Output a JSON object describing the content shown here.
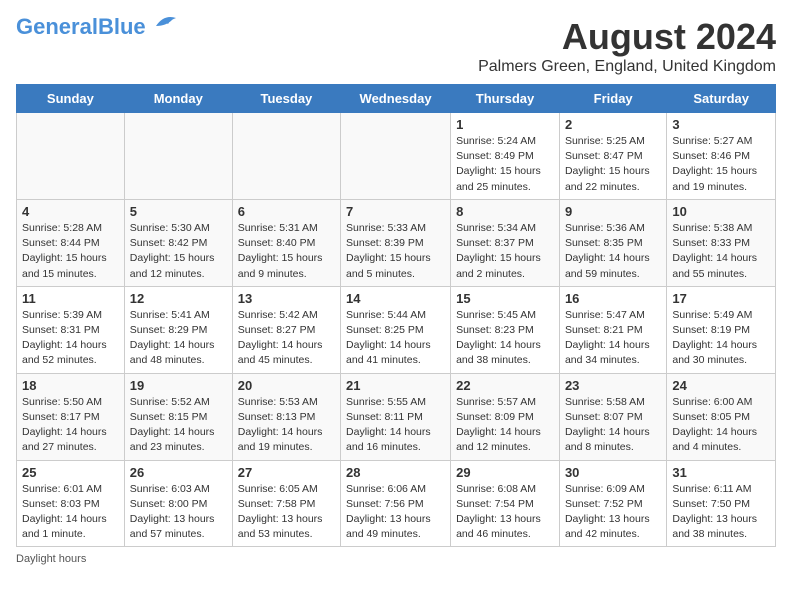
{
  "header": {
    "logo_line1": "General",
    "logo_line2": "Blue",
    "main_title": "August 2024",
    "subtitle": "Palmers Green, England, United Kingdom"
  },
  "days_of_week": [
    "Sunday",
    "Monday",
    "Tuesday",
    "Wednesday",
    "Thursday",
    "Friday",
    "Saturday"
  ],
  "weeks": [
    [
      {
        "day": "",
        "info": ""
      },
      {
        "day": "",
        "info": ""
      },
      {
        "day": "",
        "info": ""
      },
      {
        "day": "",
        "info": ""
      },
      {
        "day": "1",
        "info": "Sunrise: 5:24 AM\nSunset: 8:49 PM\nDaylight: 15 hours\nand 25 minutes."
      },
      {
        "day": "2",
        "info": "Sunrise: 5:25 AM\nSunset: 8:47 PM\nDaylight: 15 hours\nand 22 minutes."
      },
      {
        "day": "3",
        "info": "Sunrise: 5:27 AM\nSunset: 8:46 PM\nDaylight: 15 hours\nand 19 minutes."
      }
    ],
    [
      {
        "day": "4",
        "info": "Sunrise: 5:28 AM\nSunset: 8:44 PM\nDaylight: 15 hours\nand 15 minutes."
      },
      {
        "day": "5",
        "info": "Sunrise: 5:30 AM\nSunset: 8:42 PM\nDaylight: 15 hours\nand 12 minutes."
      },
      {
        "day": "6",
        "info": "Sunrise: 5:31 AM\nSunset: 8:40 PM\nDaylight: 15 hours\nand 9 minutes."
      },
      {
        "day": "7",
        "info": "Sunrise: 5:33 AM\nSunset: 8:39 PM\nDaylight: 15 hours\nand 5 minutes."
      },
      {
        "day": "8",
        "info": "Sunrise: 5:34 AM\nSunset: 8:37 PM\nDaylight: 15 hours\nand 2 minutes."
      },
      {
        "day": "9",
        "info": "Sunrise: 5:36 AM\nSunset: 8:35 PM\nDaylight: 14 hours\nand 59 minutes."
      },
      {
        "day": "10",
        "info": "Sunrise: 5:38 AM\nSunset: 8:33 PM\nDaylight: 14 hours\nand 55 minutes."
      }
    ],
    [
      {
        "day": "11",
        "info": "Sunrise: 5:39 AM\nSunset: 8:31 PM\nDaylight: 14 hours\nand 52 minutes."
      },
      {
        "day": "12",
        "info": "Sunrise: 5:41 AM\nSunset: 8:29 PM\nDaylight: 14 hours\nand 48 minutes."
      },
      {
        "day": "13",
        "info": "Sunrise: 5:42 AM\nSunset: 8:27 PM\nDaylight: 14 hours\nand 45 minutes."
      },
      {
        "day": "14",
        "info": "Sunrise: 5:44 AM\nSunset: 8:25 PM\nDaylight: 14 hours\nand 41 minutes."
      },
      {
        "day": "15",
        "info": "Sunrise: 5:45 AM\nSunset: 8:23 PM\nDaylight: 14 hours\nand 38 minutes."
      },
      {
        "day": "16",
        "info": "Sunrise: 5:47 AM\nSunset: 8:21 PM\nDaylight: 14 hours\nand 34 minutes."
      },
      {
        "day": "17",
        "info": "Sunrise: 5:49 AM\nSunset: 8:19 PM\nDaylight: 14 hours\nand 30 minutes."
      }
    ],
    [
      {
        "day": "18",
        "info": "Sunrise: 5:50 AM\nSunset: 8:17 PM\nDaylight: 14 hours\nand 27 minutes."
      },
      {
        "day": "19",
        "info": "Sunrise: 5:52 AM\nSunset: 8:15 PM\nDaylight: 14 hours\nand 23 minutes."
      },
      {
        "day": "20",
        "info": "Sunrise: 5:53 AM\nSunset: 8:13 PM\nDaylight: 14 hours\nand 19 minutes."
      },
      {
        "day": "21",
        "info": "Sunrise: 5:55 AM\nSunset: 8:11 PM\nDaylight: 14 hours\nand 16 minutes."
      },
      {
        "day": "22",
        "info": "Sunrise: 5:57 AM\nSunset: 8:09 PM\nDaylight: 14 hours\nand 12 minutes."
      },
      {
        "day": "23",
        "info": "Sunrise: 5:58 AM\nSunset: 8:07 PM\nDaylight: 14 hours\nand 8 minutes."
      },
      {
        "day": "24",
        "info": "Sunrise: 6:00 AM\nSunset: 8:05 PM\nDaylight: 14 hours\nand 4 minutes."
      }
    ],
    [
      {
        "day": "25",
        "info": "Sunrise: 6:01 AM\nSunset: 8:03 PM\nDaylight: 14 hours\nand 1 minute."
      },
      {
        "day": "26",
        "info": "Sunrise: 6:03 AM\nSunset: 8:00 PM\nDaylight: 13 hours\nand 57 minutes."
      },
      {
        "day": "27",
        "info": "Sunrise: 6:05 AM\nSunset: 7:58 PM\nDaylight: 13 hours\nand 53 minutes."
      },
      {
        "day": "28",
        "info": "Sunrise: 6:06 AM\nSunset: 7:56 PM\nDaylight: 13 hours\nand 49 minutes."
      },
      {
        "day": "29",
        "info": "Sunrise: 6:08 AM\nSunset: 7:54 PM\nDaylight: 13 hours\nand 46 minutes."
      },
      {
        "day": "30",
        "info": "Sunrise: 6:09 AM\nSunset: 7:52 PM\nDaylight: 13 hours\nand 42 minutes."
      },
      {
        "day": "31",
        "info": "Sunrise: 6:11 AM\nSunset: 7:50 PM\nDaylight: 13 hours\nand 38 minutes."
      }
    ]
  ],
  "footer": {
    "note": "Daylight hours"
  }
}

·····

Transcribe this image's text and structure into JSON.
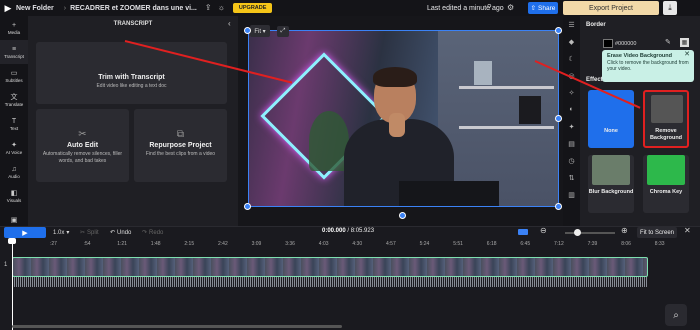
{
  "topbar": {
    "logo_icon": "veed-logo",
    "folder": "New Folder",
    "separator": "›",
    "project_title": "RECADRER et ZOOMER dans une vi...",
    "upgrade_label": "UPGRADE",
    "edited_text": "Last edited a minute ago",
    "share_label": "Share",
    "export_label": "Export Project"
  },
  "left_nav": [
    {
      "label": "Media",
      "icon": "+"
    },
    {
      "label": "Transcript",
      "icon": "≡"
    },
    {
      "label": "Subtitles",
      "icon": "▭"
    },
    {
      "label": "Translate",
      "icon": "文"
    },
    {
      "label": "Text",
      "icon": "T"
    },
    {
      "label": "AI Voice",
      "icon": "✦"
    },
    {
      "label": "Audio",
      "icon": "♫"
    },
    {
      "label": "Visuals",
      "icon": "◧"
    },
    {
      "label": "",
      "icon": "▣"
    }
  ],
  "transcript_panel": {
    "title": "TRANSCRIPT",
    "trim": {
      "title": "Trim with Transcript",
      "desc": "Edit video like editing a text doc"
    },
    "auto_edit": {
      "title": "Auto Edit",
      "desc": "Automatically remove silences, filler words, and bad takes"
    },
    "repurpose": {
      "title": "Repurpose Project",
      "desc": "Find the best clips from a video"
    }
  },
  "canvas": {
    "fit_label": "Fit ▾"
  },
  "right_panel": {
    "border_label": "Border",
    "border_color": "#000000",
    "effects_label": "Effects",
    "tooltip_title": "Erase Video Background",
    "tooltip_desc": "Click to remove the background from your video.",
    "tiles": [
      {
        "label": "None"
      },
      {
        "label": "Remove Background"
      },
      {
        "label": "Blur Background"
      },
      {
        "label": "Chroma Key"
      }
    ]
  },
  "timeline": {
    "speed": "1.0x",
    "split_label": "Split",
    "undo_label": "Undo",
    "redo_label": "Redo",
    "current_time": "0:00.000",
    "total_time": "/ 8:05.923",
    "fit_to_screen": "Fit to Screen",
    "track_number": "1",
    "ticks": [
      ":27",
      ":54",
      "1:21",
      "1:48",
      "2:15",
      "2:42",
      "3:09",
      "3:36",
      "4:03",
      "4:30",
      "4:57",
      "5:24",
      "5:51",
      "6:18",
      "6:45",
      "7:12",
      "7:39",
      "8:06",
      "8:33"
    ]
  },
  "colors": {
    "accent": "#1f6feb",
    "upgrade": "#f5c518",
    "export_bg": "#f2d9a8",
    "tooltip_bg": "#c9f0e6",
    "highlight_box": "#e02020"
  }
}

·····

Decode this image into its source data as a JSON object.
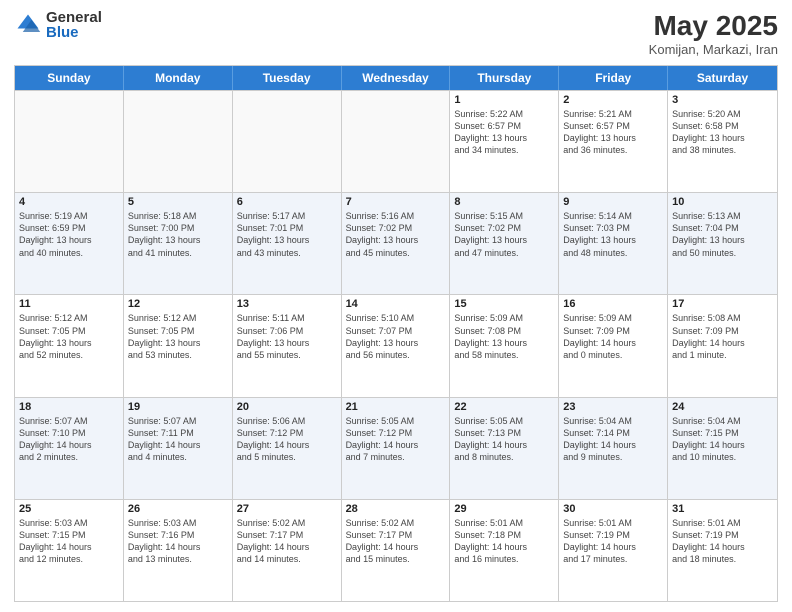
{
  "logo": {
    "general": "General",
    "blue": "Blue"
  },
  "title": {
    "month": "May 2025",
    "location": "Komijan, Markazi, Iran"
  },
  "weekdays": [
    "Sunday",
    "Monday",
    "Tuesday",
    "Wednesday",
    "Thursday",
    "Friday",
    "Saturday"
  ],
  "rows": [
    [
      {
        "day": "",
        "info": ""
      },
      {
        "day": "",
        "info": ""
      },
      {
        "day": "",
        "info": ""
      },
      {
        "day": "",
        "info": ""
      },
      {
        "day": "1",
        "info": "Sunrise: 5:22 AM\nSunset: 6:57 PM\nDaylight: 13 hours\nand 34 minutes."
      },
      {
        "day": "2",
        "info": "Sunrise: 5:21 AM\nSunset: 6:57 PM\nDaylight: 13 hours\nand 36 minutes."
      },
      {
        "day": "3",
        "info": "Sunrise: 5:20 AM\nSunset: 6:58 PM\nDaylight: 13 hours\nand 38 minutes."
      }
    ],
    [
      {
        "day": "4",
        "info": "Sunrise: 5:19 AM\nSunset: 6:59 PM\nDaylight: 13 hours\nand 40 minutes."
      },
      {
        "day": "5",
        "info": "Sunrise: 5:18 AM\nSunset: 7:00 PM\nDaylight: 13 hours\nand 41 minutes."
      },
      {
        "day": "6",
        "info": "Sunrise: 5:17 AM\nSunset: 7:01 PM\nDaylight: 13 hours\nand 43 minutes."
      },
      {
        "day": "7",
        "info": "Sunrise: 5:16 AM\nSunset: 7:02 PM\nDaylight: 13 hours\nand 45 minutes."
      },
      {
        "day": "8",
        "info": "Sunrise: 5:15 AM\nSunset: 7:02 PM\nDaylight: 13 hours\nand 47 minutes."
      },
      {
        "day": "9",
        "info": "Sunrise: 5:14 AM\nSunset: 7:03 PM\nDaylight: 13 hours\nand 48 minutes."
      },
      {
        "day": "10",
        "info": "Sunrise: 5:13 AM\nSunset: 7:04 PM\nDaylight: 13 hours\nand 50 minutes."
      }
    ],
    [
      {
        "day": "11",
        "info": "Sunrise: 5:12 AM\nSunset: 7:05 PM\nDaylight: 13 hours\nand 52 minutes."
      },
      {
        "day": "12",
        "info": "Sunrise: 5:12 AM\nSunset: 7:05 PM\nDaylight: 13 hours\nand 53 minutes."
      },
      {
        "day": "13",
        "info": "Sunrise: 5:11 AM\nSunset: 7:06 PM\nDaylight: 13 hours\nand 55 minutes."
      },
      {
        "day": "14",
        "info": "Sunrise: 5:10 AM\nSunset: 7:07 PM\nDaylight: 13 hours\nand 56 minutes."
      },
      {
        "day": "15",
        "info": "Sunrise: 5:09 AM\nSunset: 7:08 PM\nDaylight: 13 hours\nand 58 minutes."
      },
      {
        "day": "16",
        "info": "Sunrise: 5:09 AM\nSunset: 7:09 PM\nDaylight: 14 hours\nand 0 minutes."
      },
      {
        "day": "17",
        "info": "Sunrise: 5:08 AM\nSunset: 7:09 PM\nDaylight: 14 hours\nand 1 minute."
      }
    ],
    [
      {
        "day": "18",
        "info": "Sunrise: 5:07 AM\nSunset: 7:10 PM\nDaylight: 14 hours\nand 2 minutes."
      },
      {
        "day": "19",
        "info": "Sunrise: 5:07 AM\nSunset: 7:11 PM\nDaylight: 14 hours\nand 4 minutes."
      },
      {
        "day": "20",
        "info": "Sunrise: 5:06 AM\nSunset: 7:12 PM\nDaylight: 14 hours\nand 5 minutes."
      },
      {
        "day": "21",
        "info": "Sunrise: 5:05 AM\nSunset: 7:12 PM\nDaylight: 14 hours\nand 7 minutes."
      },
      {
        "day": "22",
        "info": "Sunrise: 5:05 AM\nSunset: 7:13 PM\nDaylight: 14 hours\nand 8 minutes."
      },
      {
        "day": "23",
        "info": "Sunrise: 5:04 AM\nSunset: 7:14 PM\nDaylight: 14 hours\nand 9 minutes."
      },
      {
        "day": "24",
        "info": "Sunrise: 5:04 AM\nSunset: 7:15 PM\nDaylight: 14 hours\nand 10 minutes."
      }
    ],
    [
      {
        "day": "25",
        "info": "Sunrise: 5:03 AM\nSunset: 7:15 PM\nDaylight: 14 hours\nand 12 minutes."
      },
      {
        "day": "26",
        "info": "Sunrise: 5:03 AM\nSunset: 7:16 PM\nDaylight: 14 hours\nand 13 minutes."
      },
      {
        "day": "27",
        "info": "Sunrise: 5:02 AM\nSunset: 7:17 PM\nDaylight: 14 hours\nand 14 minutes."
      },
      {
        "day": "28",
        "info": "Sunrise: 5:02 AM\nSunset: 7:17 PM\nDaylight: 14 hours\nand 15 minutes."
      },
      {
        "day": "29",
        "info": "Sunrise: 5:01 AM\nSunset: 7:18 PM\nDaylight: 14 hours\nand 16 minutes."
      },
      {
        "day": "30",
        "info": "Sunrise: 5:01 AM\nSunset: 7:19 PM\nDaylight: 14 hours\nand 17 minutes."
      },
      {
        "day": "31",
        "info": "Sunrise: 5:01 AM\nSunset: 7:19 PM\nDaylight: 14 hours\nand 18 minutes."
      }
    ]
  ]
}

·····

__What to work on__. In the entries above, find every line holding the word "image" and copy it out.

__Response to the task__.
Transcribe this image's text and structure into JSON.
Decode this image into its source data as a JSON object.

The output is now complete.